Some records
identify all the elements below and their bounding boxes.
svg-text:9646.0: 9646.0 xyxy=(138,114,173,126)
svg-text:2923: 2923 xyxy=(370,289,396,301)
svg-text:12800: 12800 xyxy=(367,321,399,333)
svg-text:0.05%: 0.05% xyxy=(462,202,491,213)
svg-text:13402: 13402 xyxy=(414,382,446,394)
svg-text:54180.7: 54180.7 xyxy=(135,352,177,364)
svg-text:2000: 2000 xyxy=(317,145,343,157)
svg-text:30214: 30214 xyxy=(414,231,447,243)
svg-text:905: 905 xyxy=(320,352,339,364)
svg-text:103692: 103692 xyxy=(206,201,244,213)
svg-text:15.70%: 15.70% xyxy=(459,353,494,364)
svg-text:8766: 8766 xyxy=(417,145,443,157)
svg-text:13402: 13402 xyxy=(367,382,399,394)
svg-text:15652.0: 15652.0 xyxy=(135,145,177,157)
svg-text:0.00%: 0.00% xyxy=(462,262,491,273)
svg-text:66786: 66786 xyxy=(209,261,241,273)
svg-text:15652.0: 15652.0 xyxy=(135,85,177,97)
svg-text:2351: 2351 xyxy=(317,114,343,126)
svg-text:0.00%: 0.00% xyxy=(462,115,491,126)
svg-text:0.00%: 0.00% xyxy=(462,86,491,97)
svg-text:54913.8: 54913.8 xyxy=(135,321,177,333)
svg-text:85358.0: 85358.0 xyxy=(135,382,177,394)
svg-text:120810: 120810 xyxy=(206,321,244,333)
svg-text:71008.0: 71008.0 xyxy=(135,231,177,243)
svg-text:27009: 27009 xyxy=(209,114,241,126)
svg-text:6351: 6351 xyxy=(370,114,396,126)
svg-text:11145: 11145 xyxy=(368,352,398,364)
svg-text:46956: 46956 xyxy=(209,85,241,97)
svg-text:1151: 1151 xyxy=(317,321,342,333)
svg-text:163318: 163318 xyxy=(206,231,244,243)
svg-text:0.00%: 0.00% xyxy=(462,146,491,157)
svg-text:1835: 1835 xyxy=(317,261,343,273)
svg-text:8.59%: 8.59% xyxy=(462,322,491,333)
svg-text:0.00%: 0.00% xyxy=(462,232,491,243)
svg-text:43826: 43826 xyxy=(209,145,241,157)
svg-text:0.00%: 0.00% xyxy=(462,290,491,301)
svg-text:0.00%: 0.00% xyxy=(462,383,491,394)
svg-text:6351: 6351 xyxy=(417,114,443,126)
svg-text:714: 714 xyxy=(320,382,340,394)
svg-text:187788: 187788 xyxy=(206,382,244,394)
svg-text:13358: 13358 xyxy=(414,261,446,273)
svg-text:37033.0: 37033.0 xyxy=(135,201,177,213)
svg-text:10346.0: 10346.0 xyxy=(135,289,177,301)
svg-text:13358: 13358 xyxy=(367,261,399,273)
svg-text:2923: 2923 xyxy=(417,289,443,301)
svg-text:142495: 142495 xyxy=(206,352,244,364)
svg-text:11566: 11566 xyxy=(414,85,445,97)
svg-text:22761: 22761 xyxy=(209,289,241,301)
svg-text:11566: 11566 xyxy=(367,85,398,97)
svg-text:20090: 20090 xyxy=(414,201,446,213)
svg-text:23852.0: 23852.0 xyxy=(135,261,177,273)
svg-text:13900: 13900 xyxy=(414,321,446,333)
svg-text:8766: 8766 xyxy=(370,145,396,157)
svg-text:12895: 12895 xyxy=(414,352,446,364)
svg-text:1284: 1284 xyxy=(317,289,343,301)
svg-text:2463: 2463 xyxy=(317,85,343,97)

◆ **INSTRUCTIONS TO FOLLOW**:
Reproduce the lines above verbatim.

◆ **ANSWER BELOW**:
identify all the elements below and their bounding boxes.
svg-text:9646.0: 9646.0 xyxy=(138,114,173,126)
svg-text:2923: 2923 xyxy=(370,289,396,301)
svg-text:12800: 12800 xyxy=(367,321,399,333)
svg-text:0.05%: 0.05% xyxy=(462,202,491,213)
svg-text:13402: 13402 xyxy=(414,382,446,394)
svg-text:54180.7: 54180.7 xyxy=(135,352,177,364)
svg-text:2000: 2000 xyxy=(317,145,343,157)
svg-text:30214: 30214 xyxy=(414,231,447,243)
svg-text:905: 905 xyxy=(320,352,339,364)
svg-text:103692: 103692 xyxy=(206,201,244,213)
svg-text:15.70%: 15.70% xyxy=(459,353,494,364)
svg-text:8766: 8766 xyxy=(417,145,443,157)
svg-text:13402: 13402 xyxy=(367,382,399,394)
svg-text:15652.0: 15652.0 xyxy=(135,145,177,157)
svg-text:0.00%: 0.00% xyxy=(462,262,491,273)
svg-text:66786: 66786 xyxy=(209,261,241,273)
svg-text:15652.0: 15652.0 xyxy=(135,85,177,97)
svg-text:2351: 2351 xyxy=(317,114,343,126)
svg-text:0.00%: 0.00% xyxy=(462,115,491,126)
svg-text:0.00%: 0.00% xyxy=(462,86,491,97)
svg-text:54913.8: 54913.8 xyxy=(135,321,177,333)
svg-text:85358.0: 85358.0 xyxy=(135,382,177,394)
svg-text:120810: 120810 xyxy=(206,321,244,333)
svg-text:71008.0: 71008.0 xyxy=(135,231,177,243)
svg-text:27009: 27009 xyxy=(209,114,241,126)
svg-text:6351: 6351 xyxy=(370,114,396,126)
svg-text:11145: 11145 xyxy=(368,352,398,364)
svg-text:46956: 46956 xyxy=(209,85,241,97)
svg-text:1151: 1151 xyxy=(317,321,342,333)
svg-text:163318: 163318 xyxy=(206,231,244,243)
svg-text:0.00%: 0.00% xyxy=(462,146,491,157)
svg-text:1835: 1835 xyxy=(317,261,343,273)
svg-text:8.59%: 8.59% xyxy=(462,322,491,333)
svg-text:0.00%: 0.00% xyxy=(462,232,491,243)
svg-text:43826: 43826 xyxy=(209,145,241,157)
svg-text:0.00%: 0.00% xyxy=(462,290,491,301)
svg-text:0.00%: 0.00% xyxy=(462,383,491,394)
svg-text:6351: 6351 xyxy=(417,114,443,126)
svg-text:714: 714 xyxy=(320,382,340,394)
svg-text:187788: 187788 xyxy=(206,382,244,394)
svg-text:13358: 13358 xyxy=(414,261,446,273)
svg-text:37033.0: 37033.0 xyxy=(135,201,177,213)
svg-text:10346.0: 10346.0 xyxy=(135,289,177,301)
svg-text:13358: 13358 xyxy=(367,261,399,273)
svg-text:2923: 2923 xyxy=(417,289,443,301)
svg-text:142495: 142495 xyxy=(206,352,244,364)
svg-text:11566: 11566 xyxy=(414,85,445,97)
svg-text:22761: 22761 xyxy=(209,289,241,301)
svg-text:11566: 11566 xyxy=(367,85,398,97)
svg-text:20090: 20090 xyxy=(414,201,446,213)
svg-text:23852.0: 23852.0 xyxy=(135,261,177,273)
svg-text:13900: 13900 xyxy=(414,321,446,333)
svg-text:8766: 8766 xyxy=(370,145,396,157)
svg-text:12895: 12895 xyxy=(414,352,446,364)
svg-text:1284: 1284 xyxy=(317,289,343,301)
svg-text:2463: 2463 xyxy=(317,85,343,97)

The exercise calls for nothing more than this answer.